## Your objective
A verbatim copy of the records is required, with all pictures left out.

## Records provided
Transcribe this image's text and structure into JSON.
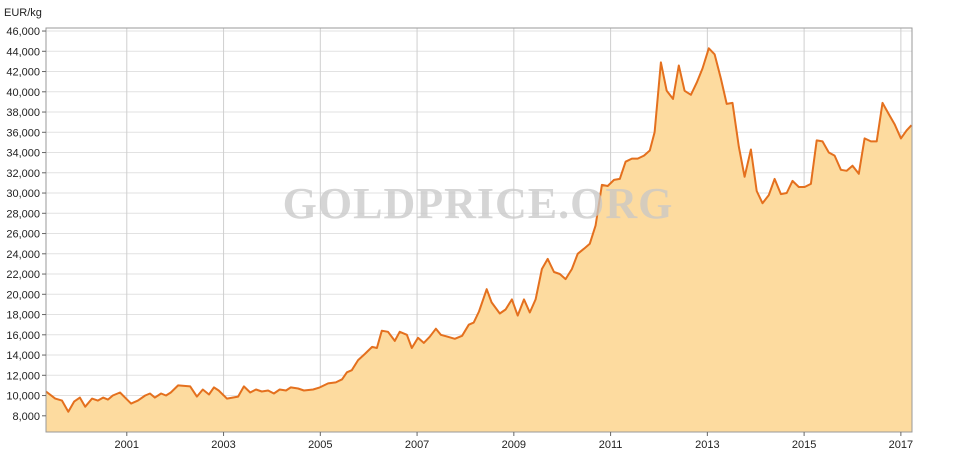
{
  "chart_data": {
    "type": "area",
    "y_axis_label": "EUR/kg",
    "watermark": "GOLDPRICE.ORG",
    "line_color": "#e4701e",
    "fill_color": "#fddb9f",
    "grid": true,
    "xlim": [
      1999.33,
      2017.23
    ],
    "xticks": [
      2001,
      2003,
      2005,
      2007,
      2009,
      2011,
      2013,
      2015,
      2017
    ],
    "ylim": [
      6400,
      46300
    ],
    "yticks": [
      {
        "value": 8000,
        "label": "8,000"
      },
      {
        "value": 10000,
        "label": "10,000"
      },
      {
        "value": 12000,
        "label": "12,000"
      },
      {
        "value": 14000,
        "label": "14,000"
      },
      {
        "value": 16000,
        "label": "16,000"
      },
      {
        "value": 18000,
        "label": "18,000"
      },
      {
        "value": 20000,
        "label": "20,000"
      },
      {
        "value": 22000,
        "label": "22,000"
      },
      {
        "value": 24000,
        "label": "24,000"
      },
      {
        "value": 26000,
        "label": "26,000"
      },
      {
        "value": 28000,
        "label": "28,000"
      },
      {
        "value": 30000,
        "label": "30,000"
      },
      {
        "value": 32000,
        "label": "32,000"
      },
      {
        "value": 34000,
        "label": "34,000"
      },
      {
        "value": 36000,
        "label": "36,000"
      },
      {
        "value": 38000,
        "label": "38,000"
      },
      {
        "value": 40000,
        "label": "40,000"
      },
      {
        "value": 42000,
        "label": "42,000"
      },
      {
        "value": 44000,
        "label": "44,000"
      },
      {
        "value": 46000,
        "label": "46,000"
      }
    ],
    "x": [
      1999.33,
      1999.52,
      1999.66,
      1999.79,
      1999.91,
      2000.03,
      2000.14,
      2000.28,
      2000.4,
      2000.51,
      2000.61,
      2000.71,
      2000.86,
      2001.09,
      2001.23,
      2001.38,
      2001.48,
      2001.58,
      2001.71,
      2001.81,
      2001.91,
      2002.06,
      2002.31,
      2002.45,
      2002.57,
      2002.7,
      2002.8,
      2002.9,
      2003.07,
      2003.3,
      2003.42,
      2003.55,
      2003.67,
      2003.79,
      2003.92,
      2004.04,
      2004.16,
      2004.29,
      2004.39,
      2004.54,
      2004.66,
      2004.85,
      2004.99,
      2005.16,
      2005.32,
      2005.45,
      2005.55,
      2005.65,
      2005.78,
      2005.92,
      2006.07,
      2006.17,
      2006.27,
      2006.4,
      2006.54,
      2006.64,
      2006.79,
      2006.89,
      2007.02,
      2007.14,
      2007.26,
      2007.39,
      2007.49,
      2007.64,
      2007.78,
      2007.93,
      2008.07,
      2008.17,
      2008.28,
      2008.44,
      2008.54,
      2008.71,
      2008.83,
      2008.96,
      2009.08,
      2009.21,
      2009.33,
      2009.45,
      2009.58,
      2009.7,
      2009.83,
      2009.95,
      2010.07,
      2010.2,
      2010.32,
      2010.45,
      2010.57,
      2010.69,
      2010.82,
      2010.94,
      2011.07,
      2011.19,
      2011.31,
      2011.44,
      2011.56,
      2011.69,
      2011.81,
      2011.91,
      2012.04,
      2012.16,
      2012.29,
      2012.41,
      2012.53,
      2012.66,
      2012.78,
      2012.9,
      2013.03,
      2013.15,
      2013.28,
      2013.4,
      2013.52,
      2013.65,
      2013.77,
      2013.9,
      2014.02,
      2014.14,
      2014.27,
      2014.39,
      2014.52,
      2014.64,
      2014.76,
      2014.89,
      2015.01,
      2015.14,
      2015.26,
      2015.38,
      2015.51,
      2015.63,
      2015.76,
      2015.88,
      2016.0,
      2016.13,
      2016.25,
      2016.38,
      2016.5,
      2016.62,
      2016.75,
      2016.87,
      2017.0,
      2017.12,
      2017.22
    ],
    "values": [
      10400,
      9700,
      9500,
      8400,
      9400,
      9800,
      8900,
      9700,
      9500,
      9800,
      9600,
      10000,
      10300,
      9200,
      9500,
      10000,
      10200,
      9800,
      10200,
      10000,
      10300,
      11000,
      10900,
      9900,
      10600,
      10100,
      10800,
      10500,
      9700,
      9900,
      10900,
      10300,
      10600,
      10400,
      10500,
      10200,
      10600,
      10500,
      10800,
      10700,
      10500,
      10600,
      10800,
      11200,
      11300,
      11600,
      12300,
      12500,
      13500,
      14100,
      14800,
      14700,
      16400,
      16300,
      15400,
      16300,
      16000,
      14700,
      15700,
      15200,
      15800,
      16600,
      16000,
      15800,
      15600,
      15900,
      17000,
      17200,
      18300,
      20500,
      19200,
      18100,
      18500,
      19500,
      17900,
      19500,
      18200,
      19500,
      22500,
      23500,
      22200,
      22000,
      21500,
      22500,
      24000,
      24500,
      25000,
      26800,
      30800,
      30700,
      31300,
      31400,
      33100,
      33400,
      33400,
      33700,
      34200,
      36000,
      42900,
      40100,
      39300,
      42600,
      40100,
      39700,
      40900,
      42300,
      44300,
      43700,
      41300,
      38800,
      38900,
      34600,
      31600,
      34300,
      30200,
      29000,
      29800,
      31400,
      29900,
      30000,
      31200,
      30600,
      30600,
      30900,
      35200,
      35100,
      34000,
      33700,
      32300,
      32200,
      32700,
      31900,
      35400,
      35100,
      35100,
      38900,
      37800,
      36800,
      35400,
      36200,
      36700
    ]
  }
}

## Solution to the exercise
Transcribe this image's text and structure into JSON.
{
  "chart_data": {
    "type": "area",
    "y_axis_label": "EUR/kg",
    "watermark": "GOLDPRICE.ORG",
    "line_color": "#e4701e",
    "fill_color": "#fddb9f",
    "grid": true,
    "xlim": [
      1999.33,
      2017.23
    ],
    "xticks": [
      2001,
      2003,
      2005,
      2007,
      2009,
      2011,
      2013,
      2015,
      2017
    ],
    "ylim": [
      6400,
      46300
    ],
    "yticks": [
      {
        "value": 8000,
        "label": "8,000"
      },
      {
        "value": 10000,
        "label": "10,000"
      },
      {
        "value": 12000,
        "label": "12,000"
      },
      {
        "value": 14000,
        "label": "14,000"
      },
      {
        "value": 16000,
        "label": "16,000"
      },
      {
        "value": 18000,
        "label": "18,000"
      },
      {
        "value": 20000,
        "label": "20,000"
      },
      {
        "value": 22000,
        "label": "22,000"
      },
      {
        "value": 24000,
        "label": "24,000"
      },
      {
        "value": 26000,
        "label": "26,000"
      },
      {
        "value": 28000,
        "label": "28,000"
      },
      {
        "value": 30000,
        "label": "30,000"
      },
      {
        "value": 32000,
        "label": "32,000"
      },
      {
        "value": 34000,
        "label": "34,000"
      },
      {
        "value": 36000,
        "label": "36,000"
      },
      {
        "value": 38000,
        "label": "38,000"
      },
      {
        "value": 40000,
        "label": "40,000"
      },
      {
        "value": 42000,
        "label": "42,000"
      },
      {
        "value": 44000,
        "label": "44,000"
      },
      {
        "value": 46000,
        "label": "46,000"
      }
    ],
    "x": [
      1999.33,
      1999.52,
      1999.66,
      1999.79,
      1999.91,
      2000.03,
      2000.14,
      2000.28,
      2000.4,
      2000.51,
      2000.61,
      2000.71,
      2000.86,
      2001.09,
      2001.23,
      2001.38,
      2001.48,
      2001.58,
      2001.71,
      2001.81,
      2001.91,
      2002.06,
      2002.31,
      2002.45,
      2002.57,
      2002.7,
      2002.8,
      2002.9,
      2003.07,
      2003.3,
      2003.42,
      2003.55,
      2003.67,
      2003.79,
      2003.92,
      2004.04,
      2004.16,
      2004.29,
      2004.39,
      2004.54,
      2004.66,
      2004.85,
      2004.99,
      2005.16,
      2005.32,
      2005.45,
      2005.55,
      2005.65,
      2005.78,
      2005.92,
      2006.07,
      2006.17,
      2006.27,
      2006.4,
      2006.54,
      2006.64,
      2006.79,
      2006.89,
      2007.02,
      2007.14,
      2007.26,
      2007.39,
      2007.49,
      2007.64,
      2007.78,
      2007.93,
      2008.07,
      2008.17,
      2008.28,
      2008.44,
      2008.54,
      2008.71,
      2008.83,
      2008.96,
      2009.08,
      2009.21,
      2009.33,
      2009.45,
      2009.58,
      2009.7,
      2009.83,
      2009.95,
      2010.07,
      2010.2,
      2010.32,
      2010.45,
      2010.57,
      2010.69,
      2010.82,
      2010.94,
      2011.07,
      2011.19,
      2011.31,
      2011.44,
      2011.56,
      2011.69,
      2011.81,
      2011.91,
      2012.04,
      2012.16,
      2012.29,
      2012.41,
      2012.53,
      2012.66,
      2012.78,
      2012.9,
      2013.03,
      2013.15,
      2013.28,
      2013.4,
      2013.52,
      2013.65,
      2013.77,
      2013.9,
      2014.02,
      2014.14,
      2014.27,
      2014.39,
      2014.52,
      2014.64,
      2014.76,
      2014.89,
      2015.01,
      2015.14,
      2015.26,
      2015.38,
      2015.51,
      2015.63,
      2015.76,
      2015.88,
      2016.0,
      2016.13,
      2016.25,
      2016.38,
      2016.5,
      2016.62,
      2016.75,
      2016.87,
      2017.0,
      2017.12,
      2017.22
    ],
    "values": [
      10400,
      9700,
      9500,
      8400,
      9400,
      9800,
      8900,
      9700,
      9500,
      9800,
      9600,
      10000,
      10300,
      9200,
      9500,
      10000,
      10200,
      9800,
      10200,
      10000,
      10300,
      11000,
      10900,
      9900,
      10600,
      10100,
      10800,
      10500,
      9700,
      9900,
      10900,
      10300,
      10600,
      10400,
      10500,
      10200,
      10600,
      10500,
      10800,
      10700,
      10500,
      10600,
      10800,
      11200,
      11300,
      11600,
      12300,
      12500,
      13500,
      14100,
      14800,
      14700,
      16400,
      16300,
      15400,
      16300,
      16000,
      14700,
      15700,
      15200,
      15800,
      16600,
      16000,
      15800,
      15600,
      15900,
      17000,
      17200,
      18300,
      20500,
      19200,
      18100,
      18500,
      19500,
      17900,
      19500,
      18200,
      19500,
      22500,
      23500,
      22200,
      22000,
      21500,
      22500,
      24000,
      24500,
      25000,
      26800,
      30800,
      30700,
      31300,
      31400,
      33100,
      33400,
      33400,
      33700,
      34200,
      36000,
      42900,
      40100,
      39300,
      42600,
      40100,
      39700,
      40900,
      42300,
      44300,
      43700,
      41300,
      38800,
      38900,
      34600,
      31600,
      34300,
      30200,
      29000,
      29800,
      31400,
      29900,
      30000,
      31200,
      30600,
      30600,
      30900,
      35200,
      35100,
      34000,
      33700,
      32300,
      32200,
      32700,
      31900,
      35400,
      35100,
      35100,
      38900,
      37800,
      36800,
      35400,
      36200,
      36700
    ]
  }
}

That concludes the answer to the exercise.